Start of MATERIAL TO PROCESS

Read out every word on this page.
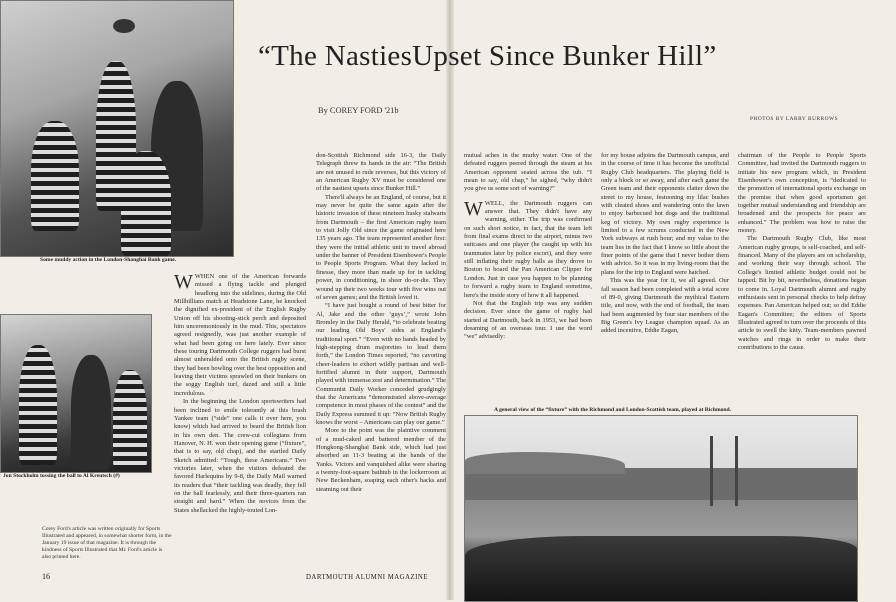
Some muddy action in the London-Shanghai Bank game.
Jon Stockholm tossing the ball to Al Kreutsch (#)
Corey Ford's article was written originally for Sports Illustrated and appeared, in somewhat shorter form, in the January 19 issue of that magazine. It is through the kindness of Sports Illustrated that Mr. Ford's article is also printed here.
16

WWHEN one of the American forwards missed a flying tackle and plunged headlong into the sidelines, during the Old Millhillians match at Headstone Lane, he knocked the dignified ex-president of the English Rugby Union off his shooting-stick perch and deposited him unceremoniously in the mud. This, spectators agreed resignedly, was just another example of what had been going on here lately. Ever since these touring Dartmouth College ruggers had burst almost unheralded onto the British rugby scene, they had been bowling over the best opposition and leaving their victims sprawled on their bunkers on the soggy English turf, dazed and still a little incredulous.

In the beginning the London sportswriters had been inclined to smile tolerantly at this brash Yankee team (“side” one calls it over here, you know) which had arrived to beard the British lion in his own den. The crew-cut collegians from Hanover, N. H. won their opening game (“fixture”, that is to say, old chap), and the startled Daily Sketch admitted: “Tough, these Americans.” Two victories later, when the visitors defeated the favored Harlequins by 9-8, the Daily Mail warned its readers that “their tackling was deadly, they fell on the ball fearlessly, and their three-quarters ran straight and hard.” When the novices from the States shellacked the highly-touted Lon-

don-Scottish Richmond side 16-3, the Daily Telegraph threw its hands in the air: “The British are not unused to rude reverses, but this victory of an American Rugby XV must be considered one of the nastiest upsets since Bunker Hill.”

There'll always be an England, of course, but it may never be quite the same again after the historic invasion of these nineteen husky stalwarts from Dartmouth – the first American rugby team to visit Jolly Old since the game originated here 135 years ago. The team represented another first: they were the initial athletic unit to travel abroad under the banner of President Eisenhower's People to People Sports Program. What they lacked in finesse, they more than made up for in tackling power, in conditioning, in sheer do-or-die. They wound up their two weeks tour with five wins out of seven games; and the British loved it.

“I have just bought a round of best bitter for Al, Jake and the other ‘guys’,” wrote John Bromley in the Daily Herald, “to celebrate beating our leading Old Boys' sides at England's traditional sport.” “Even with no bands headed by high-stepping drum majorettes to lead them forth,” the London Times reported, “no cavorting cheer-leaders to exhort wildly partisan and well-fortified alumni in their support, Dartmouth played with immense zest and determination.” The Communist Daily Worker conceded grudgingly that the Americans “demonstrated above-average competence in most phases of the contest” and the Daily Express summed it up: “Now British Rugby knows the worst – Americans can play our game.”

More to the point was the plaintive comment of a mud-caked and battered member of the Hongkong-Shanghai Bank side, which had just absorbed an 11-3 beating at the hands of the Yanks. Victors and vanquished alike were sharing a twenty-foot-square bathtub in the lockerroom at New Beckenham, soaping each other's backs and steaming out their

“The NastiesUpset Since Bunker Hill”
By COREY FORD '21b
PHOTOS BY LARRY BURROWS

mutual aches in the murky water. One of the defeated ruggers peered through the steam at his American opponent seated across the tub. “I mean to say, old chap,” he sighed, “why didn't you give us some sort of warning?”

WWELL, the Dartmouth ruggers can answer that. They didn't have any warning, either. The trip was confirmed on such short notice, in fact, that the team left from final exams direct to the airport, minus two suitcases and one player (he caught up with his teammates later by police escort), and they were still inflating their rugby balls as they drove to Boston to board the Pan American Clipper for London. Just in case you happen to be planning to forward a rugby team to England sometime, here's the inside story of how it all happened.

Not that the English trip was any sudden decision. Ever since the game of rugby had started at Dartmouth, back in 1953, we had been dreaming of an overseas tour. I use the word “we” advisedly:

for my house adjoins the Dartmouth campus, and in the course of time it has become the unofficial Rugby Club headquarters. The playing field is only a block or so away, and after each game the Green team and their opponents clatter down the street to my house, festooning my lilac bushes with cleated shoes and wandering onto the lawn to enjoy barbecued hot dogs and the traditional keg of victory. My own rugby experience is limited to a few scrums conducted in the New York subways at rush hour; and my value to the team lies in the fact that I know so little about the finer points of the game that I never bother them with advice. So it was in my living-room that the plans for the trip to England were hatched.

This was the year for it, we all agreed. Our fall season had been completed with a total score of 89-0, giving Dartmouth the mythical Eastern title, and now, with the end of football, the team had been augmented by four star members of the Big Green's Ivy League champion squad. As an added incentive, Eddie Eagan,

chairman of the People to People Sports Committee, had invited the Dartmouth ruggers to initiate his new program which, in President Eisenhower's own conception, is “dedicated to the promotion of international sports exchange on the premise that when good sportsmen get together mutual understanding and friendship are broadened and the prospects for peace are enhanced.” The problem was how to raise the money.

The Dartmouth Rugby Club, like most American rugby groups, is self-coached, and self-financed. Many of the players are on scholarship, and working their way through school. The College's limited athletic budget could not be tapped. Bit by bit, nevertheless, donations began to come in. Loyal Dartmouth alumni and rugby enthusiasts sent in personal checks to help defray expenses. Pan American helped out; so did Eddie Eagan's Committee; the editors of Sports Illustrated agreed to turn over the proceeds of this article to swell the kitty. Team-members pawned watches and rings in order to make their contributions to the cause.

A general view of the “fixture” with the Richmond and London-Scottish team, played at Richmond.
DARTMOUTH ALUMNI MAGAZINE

End of MATERIAL TO PROCESS
Start of MATERIAL TO PROCESS

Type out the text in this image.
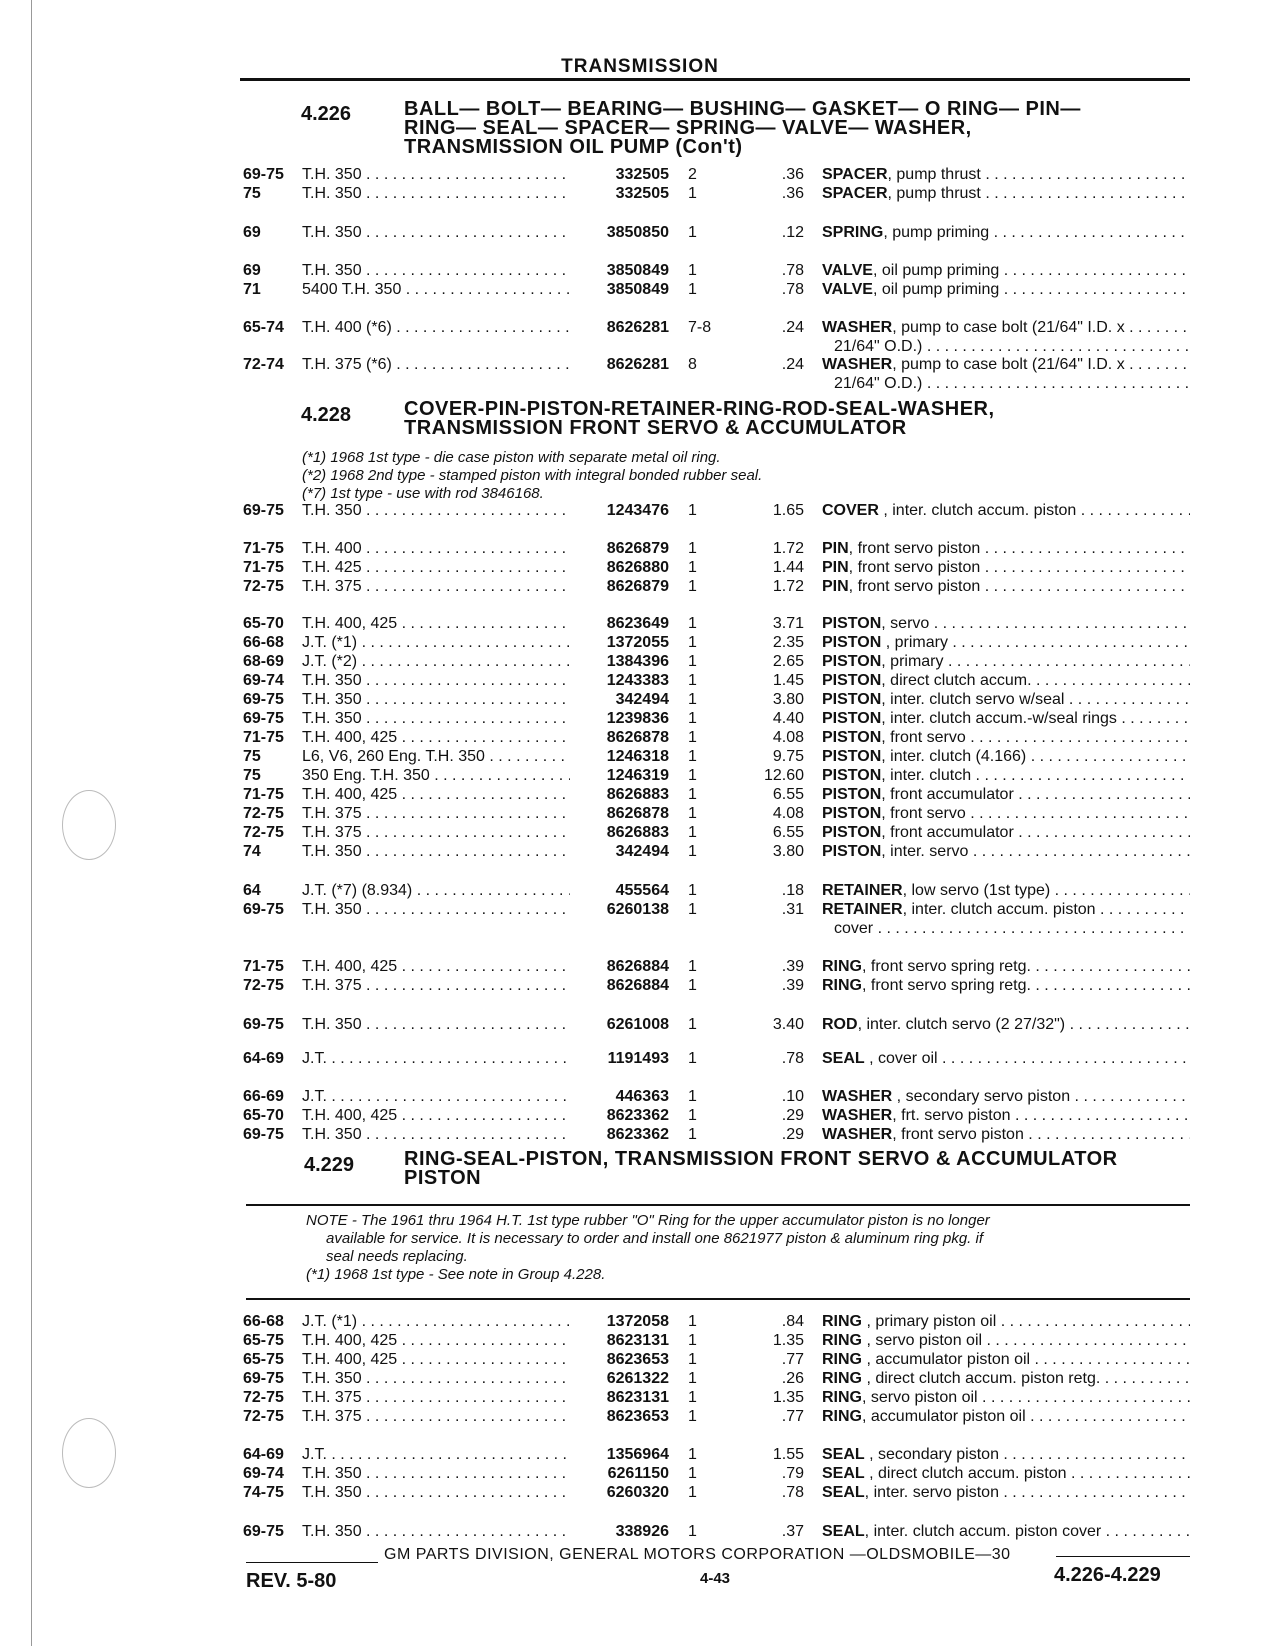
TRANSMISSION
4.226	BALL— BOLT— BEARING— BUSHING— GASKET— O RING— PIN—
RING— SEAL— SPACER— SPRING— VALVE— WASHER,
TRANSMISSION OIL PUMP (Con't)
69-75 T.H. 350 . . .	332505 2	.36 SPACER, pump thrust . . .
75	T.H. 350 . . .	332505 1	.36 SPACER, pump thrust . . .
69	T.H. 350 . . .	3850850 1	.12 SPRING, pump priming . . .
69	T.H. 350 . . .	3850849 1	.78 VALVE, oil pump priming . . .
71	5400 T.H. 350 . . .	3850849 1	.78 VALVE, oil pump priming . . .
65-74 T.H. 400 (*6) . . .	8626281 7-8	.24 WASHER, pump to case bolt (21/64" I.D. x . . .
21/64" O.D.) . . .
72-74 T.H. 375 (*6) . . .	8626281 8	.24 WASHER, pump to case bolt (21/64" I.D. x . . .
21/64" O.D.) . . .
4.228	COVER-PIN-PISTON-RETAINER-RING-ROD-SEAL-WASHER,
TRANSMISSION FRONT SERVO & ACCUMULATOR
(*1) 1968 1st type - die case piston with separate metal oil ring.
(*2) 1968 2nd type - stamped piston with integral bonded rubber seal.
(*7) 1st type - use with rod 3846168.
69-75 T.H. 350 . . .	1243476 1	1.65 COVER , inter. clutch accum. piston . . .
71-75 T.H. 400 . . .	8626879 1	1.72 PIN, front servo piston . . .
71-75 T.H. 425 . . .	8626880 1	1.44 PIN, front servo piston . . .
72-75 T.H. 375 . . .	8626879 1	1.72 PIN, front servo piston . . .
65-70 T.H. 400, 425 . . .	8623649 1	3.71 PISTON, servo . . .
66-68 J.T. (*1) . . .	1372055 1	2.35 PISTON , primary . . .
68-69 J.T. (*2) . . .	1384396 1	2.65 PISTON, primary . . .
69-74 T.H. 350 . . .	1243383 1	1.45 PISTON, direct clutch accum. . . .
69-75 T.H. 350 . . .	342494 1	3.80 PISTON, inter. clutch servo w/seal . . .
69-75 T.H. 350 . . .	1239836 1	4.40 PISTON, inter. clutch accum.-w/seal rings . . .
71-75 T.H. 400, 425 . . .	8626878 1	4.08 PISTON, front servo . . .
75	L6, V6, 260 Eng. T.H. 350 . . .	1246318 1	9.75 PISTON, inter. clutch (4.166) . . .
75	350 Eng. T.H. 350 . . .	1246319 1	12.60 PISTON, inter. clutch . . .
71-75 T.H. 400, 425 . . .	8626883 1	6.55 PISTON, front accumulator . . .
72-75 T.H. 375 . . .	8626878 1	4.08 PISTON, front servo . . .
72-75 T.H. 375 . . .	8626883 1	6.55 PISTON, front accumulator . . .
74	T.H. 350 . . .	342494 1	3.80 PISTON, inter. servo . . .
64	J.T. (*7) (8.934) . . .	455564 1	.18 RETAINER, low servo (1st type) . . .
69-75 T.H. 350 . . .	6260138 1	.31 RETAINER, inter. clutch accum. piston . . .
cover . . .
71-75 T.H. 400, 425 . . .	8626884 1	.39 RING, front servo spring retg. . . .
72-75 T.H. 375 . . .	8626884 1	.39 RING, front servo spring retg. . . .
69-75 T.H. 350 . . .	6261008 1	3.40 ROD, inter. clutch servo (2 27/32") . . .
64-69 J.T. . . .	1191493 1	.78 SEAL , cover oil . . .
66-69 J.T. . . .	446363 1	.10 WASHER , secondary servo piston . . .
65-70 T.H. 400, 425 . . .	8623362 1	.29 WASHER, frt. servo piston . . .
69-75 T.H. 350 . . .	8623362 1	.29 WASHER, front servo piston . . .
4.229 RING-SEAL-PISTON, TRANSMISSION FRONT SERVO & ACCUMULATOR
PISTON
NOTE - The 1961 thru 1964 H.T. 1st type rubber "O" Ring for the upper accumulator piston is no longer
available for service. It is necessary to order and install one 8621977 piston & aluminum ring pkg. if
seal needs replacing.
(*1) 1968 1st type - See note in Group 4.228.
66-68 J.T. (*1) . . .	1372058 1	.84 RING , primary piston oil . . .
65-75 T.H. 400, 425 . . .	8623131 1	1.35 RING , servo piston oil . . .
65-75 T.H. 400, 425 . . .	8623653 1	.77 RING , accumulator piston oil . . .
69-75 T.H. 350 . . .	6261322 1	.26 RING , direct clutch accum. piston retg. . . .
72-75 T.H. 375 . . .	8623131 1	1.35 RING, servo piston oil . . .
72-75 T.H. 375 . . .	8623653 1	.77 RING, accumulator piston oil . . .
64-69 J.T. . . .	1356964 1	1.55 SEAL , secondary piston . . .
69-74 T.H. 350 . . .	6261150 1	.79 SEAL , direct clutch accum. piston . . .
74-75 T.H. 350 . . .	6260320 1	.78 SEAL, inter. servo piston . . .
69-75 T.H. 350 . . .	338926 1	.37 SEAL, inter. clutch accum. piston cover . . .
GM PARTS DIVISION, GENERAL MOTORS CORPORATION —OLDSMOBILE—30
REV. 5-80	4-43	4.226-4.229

End of MATERIAL TO PROCESS

GIVEN INSTRUCTION: Show each line of the listing that holds the string "victory".

FINAL ANSWER:
don-Scottish Richmond side 16-3, the Daily Telegraph threw its hands in the air: “The British are not unused to rude reverses, but this victory of an American Rugby XV must be considered one of the nastiest upsets since Bunker Hill.”
for my house adjoins the Dartmouth campus, and in the course of time it has become the unofficial Rugby Club headquarters. The playing field is only a block or so away, and after each game the Green team and their opponents clatter down the street to my house, festooning my lilac bushes with cleated shoes and wandering onto the lawn to enjoy barbecued hot dogs and the traditional keg of victory. My own rugby experience is limited to a few scrums conducted in the New York subways at rush hour; and my value to the team lies in the fact that I know so little about the finer points of the game that I never bother them with advice. So it was in my living-room that the plans for the trip to England were hatched.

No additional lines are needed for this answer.